*** Begin section ***
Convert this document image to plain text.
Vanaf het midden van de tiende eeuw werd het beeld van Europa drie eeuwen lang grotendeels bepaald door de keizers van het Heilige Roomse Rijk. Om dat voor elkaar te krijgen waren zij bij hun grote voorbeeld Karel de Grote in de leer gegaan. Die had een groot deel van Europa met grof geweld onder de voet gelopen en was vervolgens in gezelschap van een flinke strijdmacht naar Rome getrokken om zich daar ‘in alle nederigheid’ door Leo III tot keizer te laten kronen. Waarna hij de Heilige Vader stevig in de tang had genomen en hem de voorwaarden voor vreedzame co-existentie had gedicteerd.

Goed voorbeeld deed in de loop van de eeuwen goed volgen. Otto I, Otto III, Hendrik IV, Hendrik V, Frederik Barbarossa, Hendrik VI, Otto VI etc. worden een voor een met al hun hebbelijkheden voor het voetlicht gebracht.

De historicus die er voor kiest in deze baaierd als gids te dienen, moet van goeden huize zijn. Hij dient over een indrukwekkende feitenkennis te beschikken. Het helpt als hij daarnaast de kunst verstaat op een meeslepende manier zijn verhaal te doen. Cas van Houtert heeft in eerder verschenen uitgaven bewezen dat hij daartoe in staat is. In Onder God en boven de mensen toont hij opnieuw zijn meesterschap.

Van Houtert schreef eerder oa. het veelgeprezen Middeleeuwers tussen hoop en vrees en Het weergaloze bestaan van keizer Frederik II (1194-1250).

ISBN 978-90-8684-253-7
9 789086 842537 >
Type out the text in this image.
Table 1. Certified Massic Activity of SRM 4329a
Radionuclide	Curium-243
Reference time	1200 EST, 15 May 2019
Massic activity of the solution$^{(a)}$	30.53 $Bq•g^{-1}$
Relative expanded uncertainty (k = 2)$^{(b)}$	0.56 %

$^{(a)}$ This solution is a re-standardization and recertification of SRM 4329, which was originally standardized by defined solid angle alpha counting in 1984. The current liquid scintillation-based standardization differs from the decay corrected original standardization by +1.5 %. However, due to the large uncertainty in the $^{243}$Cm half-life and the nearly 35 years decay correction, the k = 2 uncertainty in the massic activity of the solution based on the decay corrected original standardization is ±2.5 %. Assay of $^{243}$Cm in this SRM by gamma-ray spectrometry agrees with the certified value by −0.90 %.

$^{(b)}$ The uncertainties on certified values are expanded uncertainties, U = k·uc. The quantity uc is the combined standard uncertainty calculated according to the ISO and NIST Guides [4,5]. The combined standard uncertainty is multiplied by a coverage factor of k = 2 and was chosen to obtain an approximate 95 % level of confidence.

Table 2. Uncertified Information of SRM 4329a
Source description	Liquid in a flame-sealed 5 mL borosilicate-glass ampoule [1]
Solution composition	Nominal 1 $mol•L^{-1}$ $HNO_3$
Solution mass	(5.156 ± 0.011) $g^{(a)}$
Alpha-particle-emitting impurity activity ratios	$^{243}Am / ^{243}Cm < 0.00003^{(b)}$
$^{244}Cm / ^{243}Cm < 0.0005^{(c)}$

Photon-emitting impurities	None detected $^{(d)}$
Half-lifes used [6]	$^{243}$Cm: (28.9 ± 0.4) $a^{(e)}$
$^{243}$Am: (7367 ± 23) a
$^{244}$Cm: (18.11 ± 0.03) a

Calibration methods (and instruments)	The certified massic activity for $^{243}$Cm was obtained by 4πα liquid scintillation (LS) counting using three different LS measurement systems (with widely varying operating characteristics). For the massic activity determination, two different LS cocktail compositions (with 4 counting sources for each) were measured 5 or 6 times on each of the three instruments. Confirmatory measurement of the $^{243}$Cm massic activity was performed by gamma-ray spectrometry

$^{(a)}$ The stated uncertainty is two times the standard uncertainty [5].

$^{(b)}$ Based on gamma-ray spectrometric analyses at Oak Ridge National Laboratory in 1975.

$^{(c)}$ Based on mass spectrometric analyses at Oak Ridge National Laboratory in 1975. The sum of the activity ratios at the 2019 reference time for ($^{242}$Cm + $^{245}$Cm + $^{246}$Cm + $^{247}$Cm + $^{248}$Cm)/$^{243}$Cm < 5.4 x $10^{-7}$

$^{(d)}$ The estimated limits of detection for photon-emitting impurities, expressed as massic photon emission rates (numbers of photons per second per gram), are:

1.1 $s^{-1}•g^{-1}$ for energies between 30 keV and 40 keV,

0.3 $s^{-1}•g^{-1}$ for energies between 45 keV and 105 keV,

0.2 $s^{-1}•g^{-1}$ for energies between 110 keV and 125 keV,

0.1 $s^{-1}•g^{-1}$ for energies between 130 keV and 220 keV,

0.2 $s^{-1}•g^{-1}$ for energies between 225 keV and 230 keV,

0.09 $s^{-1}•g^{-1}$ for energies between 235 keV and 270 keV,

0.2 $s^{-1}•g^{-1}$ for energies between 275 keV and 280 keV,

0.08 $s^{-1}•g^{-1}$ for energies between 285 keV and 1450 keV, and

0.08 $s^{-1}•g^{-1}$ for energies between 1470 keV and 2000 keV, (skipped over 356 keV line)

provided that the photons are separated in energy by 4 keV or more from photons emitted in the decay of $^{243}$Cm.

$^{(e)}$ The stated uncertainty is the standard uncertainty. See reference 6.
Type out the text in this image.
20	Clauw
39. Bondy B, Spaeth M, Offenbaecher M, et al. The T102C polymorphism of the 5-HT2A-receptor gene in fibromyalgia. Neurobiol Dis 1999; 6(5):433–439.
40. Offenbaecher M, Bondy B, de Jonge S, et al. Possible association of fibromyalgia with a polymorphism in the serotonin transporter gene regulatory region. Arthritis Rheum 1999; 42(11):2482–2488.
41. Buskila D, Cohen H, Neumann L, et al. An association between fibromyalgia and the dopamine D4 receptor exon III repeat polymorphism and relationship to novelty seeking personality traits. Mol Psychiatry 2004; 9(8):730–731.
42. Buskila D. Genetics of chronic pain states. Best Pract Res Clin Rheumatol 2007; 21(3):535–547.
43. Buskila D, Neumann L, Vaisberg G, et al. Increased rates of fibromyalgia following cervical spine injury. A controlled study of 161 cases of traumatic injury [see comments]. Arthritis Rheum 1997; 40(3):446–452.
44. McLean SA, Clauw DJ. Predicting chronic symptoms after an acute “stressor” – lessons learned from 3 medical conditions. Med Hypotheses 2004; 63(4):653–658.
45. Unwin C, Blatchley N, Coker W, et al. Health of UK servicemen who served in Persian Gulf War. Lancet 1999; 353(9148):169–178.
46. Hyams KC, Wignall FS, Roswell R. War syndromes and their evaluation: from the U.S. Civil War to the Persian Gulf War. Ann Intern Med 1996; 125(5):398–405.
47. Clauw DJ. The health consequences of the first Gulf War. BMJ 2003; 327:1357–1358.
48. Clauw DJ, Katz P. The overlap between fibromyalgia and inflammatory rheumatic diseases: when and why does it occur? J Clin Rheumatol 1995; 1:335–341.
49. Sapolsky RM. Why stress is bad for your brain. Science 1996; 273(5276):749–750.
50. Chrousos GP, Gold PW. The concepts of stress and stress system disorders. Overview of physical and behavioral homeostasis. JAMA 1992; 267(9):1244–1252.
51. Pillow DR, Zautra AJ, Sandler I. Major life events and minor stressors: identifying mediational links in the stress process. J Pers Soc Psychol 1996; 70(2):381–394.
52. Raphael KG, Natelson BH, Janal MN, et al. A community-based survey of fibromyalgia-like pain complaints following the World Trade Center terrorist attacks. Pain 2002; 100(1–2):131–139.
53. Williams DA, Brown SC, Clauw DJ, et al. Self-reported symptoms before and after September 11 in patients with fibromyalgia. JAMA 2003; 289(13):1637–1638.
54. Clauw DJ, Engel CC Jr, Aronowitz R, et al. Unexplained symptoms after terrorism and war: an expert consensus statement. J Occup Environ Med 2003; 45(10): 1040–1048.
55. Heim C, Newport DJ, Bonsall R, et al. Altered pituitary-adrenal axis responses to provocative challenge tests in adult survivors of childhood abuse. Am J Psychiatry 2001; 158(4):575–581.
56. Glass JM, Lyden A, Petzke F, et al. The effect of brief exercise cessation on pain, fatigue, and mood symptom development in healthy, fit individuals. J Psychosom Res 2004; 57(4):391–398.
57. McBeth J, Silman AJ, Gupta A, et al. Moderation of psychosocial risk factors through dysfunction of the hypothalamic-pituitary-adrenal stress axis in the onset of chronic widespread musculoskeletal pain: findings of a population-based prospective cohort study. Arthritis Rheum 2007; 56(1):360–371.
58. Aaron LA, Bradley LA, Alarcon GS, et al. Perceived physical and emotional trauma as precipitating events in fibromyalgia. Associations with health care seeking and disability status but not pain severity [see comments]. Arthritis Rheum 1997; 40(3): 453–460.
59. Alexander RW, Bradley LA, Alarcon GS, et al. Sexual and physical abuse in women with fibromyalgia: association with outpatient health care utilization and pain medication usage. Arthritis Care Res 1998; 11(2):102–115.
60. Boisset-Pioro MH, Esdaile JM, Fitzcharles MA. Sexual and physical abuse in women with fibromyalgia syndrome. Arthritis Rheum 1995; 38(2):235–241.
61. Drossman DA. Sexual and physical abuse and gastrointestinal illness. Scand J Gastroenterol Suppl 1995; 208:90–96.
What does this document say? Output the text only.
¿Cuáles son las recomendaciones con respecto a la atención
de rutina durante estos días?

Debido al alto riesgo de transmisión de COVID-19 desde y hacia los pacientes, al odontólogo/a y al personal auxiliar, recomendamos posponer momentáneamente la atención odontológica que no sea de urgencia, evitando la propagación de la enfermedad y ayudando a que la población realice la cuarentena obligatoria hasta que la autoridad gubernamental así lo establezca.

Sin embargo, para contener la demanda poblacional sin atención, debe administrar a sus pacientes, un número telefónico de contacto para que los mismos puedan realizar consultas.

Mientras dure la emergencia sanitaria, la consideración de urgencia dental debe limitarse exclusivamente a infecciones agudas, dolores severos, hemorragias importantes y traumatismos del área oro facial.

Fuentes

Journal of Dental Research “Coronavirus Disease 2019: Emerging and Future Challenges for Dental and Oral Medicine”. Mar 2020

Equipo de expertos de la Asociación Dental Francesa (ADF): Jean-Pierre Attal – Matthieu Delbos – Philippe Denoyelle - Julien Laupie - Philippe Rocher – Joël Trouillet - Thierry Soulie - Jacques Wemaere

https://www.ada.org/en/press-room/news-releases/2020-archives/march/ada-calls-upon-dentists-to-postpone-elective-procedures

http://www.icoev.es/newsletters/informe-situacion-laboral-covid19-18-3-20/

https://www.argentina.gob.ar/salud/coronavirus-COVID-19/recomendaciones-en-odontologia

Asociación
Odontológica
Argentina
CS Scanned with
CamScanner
*** End section ***
▶ [Problem to work on]:
Gather, from the listing above, every line carrying the word "Sexual".

▶ [Task output]:
59. Alexander RW, Bradley LA, Alarcon GS, et al. Sexual and physical abuse in women with fibromyalgia: association with outpatient health care utilization and pain medication usage. Arthritis Care Res 1998; 11(2):102–115.
60. Boisset-Pioro MH, Esdaile JM, Fitzcharles MA. Sexual and physical abuse in women with fibromyalgia syndrome. Arthritis Rheum 1995; 38(2):235–241.
61. Drossman DA. Sexual and physical abuse and gastrointestinal illness. Scand J Gastroenterol Suppl 1995; 208:90–96.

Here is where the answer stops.